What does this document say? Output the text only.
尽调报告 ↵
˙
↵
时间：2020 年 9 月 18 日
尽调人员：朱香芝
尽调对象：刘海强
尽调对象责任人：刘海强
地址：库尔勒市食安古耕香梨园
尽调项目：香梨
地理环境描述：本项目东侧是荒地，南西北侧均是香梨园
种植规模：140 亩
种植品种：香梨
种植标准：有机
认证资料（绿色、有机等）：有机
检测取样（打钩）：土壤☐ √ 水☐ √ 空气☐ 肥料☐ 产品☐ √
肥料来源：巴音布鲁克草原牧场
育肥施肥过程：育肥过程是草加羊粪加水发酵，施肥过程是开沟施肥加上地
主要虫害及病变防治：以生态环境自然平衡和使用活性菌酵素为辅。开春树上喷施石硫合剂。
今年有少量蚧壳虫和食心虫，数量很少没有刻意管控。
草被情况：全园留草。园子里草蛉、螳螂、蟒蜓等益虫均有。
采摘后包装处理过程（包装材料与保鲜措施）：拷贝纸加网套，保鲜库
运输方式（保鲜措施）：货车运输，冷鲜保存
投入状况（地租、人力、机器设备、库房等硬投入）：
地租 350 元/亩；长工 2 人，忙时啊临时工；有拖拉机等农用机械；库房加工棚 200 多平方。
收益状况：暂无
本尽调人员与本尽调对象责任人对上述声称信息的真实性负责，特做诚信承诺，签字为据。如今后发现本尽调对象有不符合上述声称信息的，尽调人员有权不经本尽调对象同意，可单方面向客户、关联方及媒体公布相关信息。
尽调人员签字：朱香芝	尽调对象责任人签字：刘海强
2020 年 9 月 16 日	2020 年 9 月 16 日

Stated goal – Each line of the material should be duplicated exactly, please.

Task solution –
What does this document say? Output the text only.
尽调报告 ↵
˙
↵
时间：2020 年 9 月 18 日
尽调人员：朱香芝
尽调对象：刘海强
尽调对象责任人：刘海强
地址：库尔勒市食安古耕香梨园
尽调项目：香梨
地理环境描述：本项目东侧是荒地，南西北侧均是香梨园
种植规模：140 亩
种植品种：香梨
种植标准：有机
认证资料（绿色、有机等）：有机
检测取样（打钩）：土壤☐ √ 水☐ √ 空气☐ 肥料☐ 产品☐ √
肥料来源：巴音布鲁克草原牧场
育肥施肥过程：育肥过程是草加羊粪加水发酵，施肥过程是开沟施肥加上地
主要虫害及病变防治：以生态环境自然平衡和使用活性菌酵素为辅。开春树上喷施石硫合剂。
今年有少量蚧壳虫和食心虫，数量很少没有刻意管控。
草被情况：全园留草。园子里草蛉、螳螂、蟒蜓等益虫均有。
采摘后包装处理过程（包装材料与保鲜措施）：拷贝纸加网套，保鲜库
运输方式（保鲜措施）：货车运输，冷鲜保存
投入状况（地租、人力、机器设备、库房等硬投入）：
地租 350 元/亩；长工 2 人，忙时啊临时工；有拖拉机等农用机械；库房加工棚 200 多平方。
收益状况：暂无
本尽调人员与本尽调对象责任人对上述声称信息的真实性负责，特做诚信承诺，签字为据。如今后发现本尽调对象有不符合上述声称信息的，尽调人员有权不经本尽调对象同意，可单方面向客户、关联方及媒体公布相关信息。
尽调人员签字：朱香芝	尽调对象责任人签字：刘海强
2020 年 9 月 16 日	2020 年 9 月 16 日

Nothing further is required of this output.